*ENTRIES*:
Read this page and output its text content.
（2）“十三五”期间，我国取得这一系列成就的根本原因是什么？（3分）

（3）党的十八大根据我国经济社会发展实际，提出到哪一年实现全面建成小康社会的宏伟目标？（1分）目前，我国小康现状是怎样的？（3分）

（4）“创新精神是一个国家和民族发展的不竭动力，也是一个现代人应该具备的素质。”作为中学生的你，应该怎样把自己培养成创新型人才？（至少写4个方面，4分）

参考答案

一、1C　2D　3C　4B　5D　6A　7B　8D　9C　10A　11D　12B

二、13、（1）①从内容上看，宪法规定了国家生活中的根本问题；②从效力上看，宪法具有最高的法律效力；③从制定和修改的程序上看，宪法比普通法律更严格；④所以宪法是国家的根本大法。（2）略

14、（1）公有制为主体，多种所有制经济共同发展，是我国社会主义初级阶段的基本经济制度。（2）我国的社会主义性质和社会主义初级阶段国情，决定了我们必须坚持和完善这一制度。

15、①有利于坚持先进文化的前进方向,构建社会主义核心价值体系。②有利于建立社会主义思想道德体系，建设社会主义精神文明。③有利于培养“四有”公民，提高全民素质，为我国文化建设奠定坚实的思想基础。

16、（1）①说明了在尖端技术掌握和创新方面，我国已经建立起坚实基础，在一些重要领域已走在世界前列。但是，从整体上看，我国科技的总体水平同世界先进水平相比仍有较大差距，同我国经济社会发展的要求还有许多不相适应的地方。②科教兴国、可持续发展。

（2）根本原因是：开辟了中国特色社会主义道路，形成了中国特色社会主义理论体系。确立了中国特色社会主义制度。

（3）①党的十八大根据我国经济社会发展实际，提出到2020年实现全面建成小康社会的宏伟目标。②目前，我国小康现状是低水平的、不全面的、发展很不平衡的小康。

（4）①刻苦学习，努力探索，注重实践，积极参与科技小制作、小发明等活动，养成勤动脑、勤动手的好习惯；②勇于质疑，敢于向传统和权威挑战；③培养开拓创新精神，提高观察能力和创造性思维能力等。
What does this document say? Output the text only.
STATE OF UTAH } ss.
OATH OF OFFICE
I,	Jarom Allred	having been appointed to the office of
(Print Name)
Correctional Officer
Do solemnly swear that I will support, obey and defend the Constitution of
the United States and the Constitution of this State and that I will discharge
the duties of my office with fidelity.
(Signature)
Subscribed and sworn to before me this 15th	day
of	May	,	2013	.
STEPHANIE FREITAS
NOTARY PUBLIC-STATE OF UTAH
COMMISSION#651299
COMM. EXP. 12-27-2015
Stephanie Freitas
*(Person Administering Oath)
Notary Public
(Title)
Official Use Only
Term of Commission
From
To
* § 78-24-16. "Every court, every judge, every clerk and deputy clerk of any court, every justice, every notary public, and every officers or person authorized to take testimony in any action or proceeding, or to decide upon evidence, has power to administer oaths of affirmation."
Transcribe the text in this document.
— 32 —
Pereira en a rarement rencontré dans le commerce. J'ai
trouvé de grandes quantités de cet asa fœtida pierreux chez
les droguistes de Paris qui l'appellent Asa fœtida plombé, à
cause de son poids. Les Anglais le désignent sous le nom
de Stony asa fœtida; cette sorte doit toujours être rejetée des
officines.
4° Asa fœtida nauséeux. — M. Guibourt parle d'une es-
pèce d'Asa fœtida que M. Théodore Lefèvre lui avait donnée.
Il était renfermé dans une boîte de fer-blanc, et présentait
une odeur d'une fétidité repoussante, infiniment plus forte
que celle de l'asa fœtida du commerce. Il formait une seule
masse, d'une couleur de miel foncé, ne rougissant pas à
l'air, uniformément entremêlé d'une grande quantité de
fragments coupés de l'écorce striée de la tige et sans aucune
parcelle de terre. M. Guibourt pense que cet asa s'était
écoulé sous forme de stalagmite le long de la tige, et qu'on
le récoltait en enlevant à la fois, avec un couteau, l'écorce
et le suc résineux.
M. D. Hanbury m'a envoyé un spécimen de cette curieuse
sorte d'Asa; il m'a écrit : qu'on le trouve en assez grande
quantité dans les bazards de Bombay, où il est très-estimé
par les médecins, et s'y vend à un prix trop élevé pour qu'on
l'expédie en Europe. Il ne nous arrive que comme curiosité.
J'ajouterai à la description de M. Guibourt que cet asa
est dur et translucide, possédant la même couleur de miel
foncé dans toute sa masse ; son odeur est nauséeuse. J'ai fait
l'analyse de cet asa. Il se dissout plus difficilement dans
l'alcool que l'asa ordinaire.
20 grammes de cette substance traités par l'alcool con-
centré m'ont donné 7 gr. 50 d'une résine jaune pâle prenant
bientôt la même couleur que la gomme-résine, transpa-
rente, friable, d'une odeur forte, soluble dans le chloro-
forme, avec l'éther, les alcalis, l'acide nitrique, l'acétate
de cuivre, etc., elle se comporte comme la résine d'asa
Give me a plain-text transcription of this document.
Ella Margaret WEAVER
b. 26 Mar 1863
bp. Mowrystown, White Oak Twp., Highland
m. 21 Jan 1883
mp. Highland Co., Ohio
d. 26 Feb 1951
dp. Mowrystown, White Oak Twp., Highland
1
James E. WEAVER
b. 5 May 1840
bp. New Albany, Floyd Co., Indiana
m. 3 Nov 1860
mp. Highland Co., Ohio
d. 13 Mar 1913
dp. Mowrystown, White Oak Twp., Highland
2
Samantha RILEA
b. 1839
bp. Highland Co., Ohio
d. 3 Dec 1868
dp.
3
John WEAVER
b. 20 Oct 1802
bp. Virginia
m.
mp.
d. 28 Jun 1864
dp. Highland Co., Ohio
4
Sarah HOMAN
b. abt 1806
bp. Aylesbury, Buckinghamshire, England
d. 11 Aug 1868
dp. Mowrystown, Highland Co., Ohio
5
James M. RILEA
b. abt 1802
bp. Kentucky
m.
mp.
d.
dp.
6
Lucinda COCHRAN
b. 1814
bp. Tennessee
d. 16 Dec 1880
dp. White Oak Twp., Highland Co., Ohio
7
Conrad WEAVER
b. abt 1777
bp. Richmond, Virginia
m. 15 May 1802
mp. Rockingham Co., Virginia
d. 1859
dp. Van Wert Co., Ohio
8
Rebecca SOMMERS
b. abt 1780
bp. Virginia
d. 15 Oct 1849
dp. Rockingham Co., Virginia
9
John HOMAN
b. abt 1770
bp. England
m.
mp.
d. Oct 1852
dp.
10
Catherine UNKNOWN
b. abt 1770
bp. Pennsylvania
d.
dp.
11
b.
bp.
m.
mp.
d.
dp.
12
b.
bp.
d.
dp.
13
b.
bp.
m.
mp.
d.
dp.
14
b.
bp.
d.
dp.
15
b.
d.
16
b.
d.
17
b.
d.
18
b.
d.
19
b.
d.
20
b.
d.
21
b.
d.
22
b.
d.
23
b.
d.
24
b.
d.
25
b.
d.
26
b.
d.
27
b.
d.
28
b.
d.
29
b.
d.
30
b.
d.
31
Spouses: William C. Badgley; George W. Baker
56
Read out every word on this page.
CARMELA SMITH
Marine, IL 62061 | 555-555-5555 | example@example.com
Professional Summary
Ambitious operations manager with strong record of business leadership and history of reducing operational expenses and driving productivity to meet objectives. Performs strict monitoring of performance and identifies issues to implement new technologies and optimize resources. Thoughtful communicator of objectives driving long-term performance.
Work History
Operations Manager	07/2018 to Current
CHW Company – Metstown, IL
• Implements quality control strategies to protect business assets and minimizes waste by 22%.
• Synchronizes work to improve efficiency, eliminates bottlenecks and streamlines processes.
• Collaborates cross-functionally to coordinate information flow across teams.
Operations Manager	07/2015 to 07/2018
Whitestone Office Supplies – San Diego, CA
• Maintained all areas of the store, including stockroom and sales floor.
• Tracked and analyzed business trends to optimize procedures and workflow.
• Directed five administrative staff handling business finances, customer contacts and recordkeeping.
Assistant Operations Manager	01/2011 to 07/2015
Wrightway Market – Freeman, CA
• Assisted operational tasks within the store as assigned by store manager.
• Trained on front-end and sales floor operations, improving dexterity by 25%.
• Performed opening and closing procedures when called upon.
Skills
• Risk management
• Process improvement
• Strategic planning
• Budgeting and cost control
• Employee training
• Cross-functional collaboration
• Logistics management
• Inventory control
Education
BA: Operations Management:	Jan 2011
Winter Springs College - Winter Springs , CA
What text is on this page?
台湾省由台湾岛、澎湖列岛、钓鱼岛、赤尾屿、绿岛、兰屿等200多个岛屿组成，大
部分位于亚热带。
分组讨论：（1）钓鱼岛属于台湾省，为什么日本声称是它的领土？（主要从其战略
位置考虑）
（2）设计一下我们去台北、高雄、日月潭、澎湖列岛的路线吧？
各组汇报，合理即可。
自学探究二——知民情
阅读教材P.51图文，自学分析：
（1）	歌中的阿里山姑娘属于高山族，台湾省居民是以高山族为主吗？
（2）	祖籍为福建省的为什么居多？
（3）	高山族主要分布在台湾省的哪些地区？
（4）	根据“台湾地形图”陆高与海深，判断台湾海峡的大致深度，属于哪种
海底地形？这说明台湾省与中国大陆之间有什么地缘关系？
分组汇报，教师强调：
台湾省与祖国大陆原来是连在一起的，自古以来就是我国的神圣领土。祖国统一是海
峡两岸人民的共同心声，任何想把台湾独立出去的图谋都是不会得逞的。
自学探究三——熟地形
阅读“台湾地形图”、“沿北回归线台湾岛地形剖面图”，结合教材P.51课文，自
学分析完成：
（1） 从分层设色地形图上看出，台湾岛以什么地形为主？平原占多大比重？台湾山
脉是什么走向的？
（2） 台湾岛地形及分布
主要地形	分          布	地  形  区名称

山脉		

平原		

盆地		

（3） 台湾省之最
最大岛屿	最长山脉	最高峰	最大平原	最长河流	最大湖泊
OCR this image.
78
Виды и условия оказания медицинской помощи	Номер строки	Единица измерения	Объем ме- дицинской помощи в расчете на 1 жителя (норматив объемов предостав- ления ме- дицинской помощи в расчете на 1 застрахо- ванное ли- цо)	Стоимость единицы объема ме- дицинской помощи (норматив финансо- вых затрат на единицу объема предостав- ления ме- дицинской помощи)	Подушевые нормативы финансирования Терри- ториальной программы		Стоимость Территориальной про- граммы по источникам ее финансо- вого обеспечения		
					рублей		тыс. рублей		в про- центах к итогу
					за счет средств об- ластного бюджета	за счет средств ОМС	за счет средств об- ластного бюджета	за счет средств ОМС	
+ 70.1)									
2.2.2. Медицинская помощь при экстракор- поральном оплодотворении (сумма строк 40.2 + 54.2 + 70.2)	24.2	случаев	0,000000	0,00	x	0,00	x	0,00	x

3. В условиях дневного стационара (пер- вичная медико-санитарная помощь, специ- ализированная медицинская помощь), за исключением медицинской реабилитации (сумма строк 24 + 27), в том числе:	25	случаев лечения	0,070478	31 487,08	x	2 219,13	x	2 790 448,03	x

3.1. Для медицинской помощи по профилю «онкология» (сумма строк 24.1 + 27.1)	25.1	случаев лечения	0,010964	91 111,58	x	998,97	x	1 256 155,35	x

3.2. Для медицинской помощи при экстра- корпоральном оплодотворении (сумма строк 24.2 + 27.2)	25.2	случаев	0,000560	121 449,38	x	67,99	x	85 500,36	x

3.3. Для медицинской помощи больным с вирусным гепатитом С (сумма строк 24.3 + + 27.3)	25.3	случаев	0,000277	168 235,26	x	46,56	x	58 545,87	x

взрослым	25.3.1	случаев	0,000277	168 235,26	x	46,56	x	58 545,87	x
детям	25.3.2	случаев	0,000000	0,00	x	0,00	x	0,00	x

*TASK TO COMPLETE*: Report how many lines contain "What". Give nothing but the number.

*RESULT OF THE TASK*: 2